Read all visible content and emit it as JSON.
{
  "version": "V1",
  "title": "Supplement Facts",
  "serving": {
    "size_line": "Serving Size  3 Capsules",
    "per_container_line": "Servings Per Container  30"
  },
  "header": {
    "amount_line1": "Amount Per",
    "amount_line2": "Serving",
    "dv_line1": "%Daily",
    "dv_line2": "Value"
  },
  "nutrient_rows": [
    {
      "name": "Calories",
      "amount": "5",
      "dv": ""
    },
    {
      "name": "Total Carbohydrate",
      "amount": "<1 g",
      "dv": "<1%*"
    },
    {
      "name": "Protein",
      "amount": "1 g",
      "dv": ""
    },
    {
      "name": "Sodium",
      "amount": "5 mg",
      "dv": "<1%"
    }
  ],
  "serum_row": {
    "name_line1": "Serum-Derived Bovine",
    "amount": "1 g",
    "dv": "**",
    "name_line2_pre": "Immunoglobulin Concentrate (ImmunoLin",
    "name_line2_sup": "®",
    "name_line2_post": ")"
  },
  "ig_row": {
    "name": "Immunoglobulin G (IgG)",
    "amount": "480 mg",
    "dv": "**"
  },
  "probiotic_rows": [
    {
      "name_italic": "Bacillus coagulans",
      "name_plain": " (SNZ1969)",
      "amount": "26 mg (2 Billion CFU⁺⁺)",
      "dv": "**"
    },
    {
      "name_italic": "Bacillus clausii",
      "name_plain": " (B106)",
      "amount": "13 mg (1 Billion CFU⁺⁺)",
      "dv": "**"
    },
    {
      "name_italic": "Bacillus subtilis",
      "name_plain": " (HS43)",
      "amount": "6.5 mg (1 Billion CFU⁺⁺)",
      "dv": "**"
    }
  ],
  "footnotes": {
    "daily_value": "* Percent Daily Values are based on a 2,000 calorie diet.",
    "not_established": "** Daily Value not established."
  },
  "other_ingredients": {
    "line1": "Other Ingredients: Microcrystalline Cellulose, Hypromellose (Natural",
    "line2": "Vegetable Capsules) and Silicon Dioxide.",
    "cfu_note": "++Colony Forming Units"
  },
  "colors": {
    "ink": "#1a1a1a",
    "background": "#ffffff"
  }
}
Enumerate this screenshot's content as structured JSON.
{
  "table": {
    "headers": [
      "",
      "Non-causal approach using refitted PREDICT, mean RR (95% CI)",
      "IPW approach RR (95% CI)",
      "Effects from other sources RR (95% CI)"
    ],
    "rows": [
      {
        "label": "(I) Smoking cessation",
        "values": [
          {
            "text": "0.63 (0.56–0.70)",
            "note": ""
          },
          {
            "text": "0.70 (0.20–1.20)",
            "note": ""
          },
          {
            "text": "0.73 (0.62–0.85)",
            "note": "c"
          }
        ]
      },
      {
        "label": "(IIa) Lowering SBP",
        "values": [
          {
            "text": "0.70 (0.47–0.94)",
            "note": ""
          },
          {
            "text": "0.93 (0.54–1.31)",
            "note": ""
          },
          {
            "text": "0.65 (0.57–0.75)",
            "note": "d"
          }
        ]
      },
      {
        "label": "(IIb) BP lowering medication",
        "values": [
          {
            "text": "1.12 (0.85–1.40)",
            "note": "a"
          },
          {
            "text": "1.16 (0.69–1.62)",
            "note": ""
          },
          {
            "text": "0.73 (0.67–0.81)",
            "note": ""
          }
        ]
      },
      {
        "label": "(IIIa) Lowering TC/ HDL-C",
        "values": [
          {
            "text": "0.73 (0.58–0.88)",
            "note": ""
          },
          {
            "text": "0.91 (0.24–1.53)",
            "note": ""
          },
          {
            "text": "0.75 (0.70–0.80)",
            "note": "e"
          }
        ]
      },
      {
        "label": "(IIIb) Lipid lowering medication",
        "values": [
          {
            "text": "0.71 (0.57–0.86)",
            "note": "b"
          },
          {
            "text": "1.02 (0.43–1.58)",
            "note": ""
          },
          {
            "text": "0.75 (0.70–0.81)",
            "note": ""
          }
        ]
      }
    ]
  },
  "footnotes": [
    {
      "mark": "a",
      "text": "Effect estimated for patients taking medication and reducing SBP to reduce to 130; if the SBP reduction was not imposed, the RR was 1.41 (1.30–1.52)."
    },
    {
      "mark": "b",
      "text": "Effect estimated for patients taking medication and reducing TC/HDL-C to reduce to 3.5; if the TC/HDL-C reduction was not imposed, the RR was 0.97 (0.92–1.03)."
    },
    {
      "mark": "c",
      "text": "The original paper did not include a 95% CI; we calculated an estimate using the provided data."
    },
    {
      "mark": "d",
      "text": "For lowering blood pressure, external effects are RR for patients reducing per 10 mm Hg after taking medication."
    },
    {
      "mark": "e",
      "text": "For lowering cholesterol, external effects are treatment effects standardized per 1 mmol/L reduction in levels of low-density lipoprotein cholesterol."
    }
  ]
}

#####

**TASK TO CARRY OUT**
Whenever the word "content" shows up in a line of the entries, list that line.

**PROBLEM SOLUTION**
Read all visible content and emit it as JSON.
Enumerate this screenshot's content as structured JSON.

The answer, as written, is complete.